── Records for the exercise
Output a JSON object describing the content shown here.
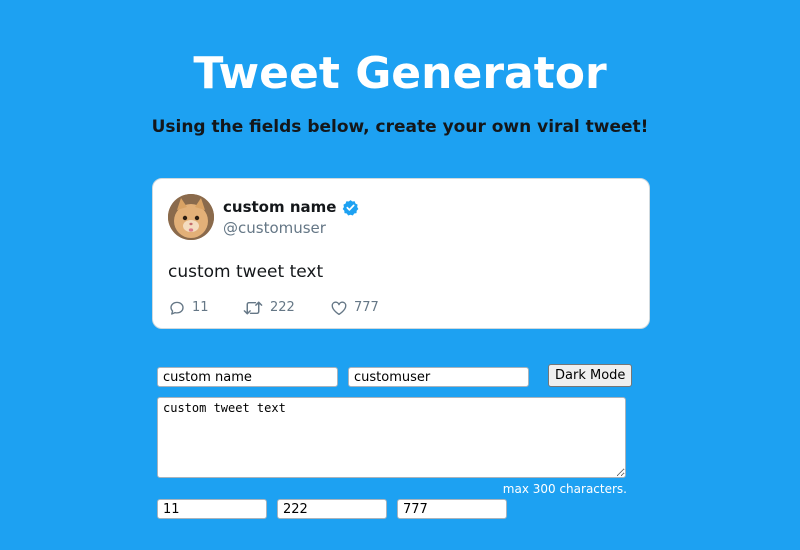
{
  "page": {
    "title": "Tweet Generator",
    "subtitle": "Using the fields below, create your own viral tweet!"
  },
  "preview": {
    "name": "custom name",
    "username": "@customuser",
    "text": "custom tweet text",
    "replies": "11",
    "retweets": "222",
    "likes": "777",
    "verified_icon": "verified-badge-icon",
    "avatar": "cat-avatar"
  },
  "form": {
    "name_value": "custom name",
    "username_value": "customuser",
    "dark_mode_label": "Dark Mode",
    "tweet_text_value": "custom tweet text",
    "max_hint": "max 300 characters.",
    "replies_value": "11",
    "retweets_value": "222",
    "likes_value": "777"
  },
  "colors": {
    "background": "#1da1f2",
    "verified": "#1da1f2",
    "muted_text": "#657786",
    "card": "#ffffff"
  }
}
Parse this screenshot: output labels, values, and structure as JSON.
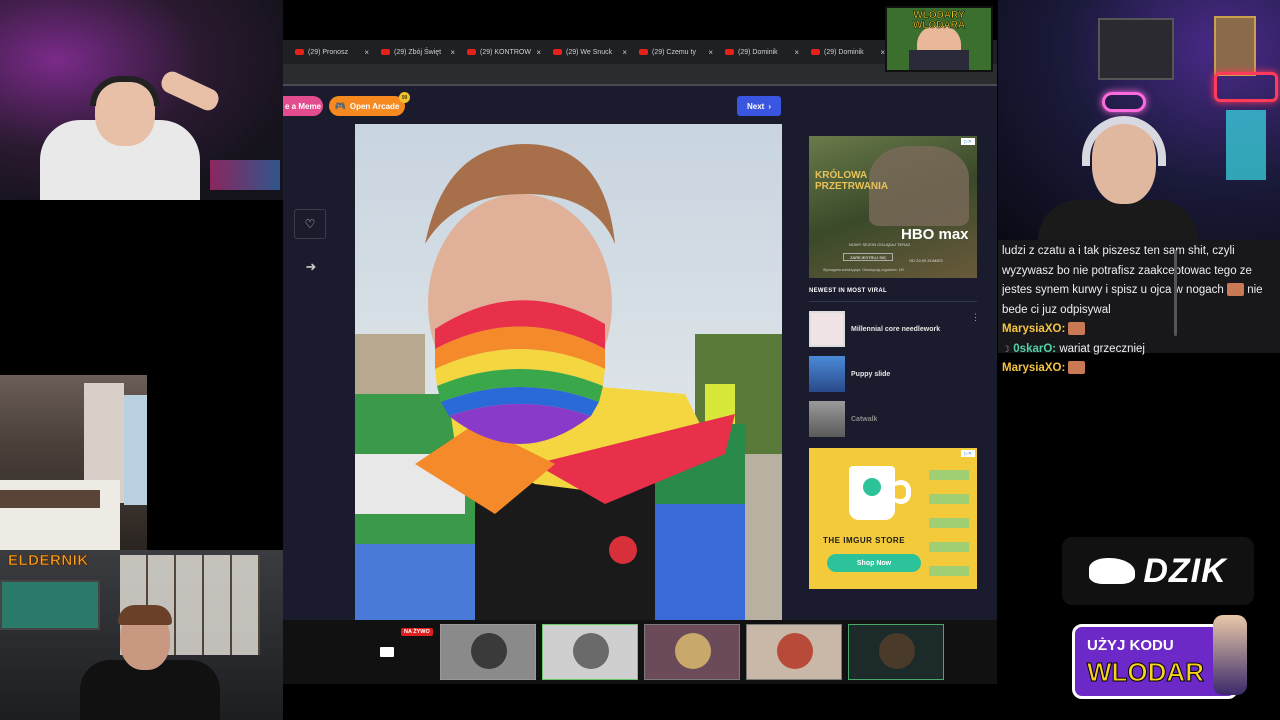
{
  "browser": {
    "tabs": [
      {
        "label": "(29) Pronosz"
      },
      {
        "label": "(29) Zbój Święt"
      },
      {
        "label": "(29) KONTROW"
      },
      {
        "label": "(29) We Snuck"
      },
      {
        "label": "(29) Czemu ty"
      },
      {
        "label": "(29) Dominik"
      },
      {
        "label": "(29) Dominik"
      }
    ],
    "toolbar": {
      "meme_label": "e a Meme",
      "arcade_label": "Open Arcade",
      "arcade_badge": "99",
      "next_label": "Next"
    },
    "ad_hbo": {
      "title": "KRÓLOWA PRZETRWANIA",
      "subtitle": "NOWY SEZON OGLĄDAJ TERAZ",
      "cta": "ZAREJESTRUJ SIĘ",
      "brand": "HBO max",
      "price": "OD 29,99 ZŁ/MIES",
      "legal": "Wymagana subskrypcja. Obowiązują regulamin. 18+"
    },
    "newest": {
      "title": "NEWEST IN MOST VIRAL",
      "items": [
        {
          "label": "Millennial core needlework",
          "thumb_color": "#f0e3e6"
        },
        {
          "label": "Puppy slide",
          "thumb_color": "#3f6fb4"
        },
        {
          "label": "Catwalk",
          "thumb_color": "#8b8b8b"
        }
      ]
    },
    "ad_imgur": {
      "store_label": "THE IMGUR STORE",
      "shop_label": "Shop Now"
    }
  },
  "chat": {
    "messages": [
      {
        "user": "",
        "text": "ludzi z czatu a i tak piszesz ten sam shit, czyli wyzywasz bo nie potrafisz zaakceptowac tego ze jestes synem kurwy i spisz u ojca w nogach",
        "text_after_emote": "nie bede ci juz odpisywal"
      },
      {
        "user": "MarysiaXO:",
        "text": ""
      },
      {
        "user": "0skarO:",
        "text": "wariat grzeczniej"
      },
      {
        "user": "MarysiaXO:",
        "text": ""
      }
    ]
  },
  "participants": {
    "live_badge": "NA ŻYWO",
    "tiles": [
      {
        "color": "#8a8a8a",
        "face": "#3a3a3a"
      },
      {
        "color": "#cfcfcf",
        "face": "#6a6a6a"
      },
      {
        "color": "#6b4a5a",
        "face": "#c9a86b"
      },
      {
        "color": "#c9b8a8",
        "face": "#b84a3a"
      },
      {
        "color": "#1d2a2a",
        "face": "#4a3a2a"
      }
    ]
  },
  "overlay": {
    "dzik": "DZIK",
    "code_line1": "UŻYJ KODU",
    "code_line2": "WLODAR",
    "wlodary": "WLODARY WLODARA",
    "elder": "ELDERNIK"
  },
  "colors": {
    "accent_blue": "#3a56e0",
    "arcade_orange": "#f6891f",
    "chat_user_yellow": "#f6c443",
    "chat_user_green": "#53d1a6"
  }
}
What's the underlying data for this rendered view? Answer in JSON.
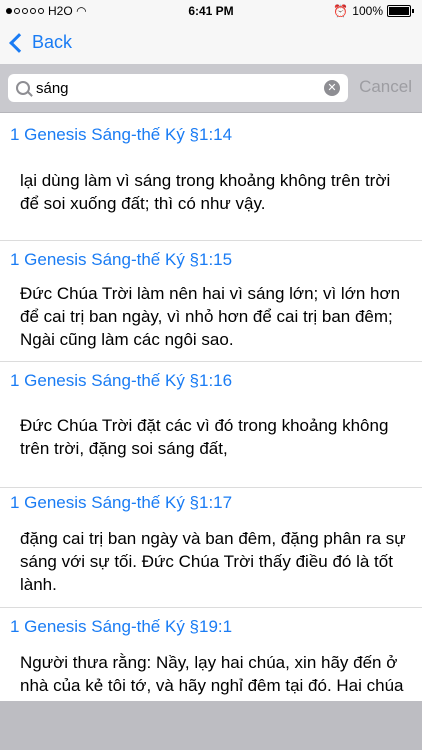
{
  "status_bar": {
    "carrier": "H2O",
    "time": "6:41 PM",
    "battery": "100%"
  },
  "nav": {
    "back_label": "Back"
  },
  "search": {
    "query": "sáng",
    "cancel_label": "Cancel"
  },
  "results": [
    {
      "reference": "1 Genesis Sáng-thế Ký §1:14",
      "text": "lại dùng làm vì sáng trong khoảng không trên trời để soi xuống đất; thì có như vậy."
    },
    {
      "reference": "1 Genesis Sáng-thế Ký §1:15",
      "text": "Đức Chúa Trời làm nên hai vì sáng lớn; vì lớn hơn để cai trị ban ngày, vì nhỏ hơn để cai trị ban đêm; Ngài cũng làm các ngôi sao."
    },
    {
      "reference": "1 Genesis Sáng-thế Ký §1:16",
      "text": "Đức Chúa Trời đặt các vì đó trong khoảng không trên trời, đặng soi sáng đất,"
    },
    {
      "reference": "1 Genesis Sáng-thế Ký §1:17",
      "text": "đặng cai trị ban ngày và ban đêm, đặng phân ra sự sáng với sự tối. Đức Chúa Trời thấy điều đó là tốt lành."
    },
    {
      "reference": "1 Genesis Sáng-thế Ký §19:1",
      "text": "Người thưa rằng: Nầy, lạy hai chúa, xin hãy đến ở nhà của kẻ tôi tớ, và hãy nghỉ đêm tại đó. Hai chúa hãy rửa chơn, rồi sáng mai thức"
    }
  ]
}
────
• Directions for this task: Where a line above contains the word "JSON", show that line.

• Output below:
Output a JSON object describing the content shown here.
Parse this screenshot: output labels, values, and structure as JSON.
What's the underlying data for this rendered view? Answer in JSON.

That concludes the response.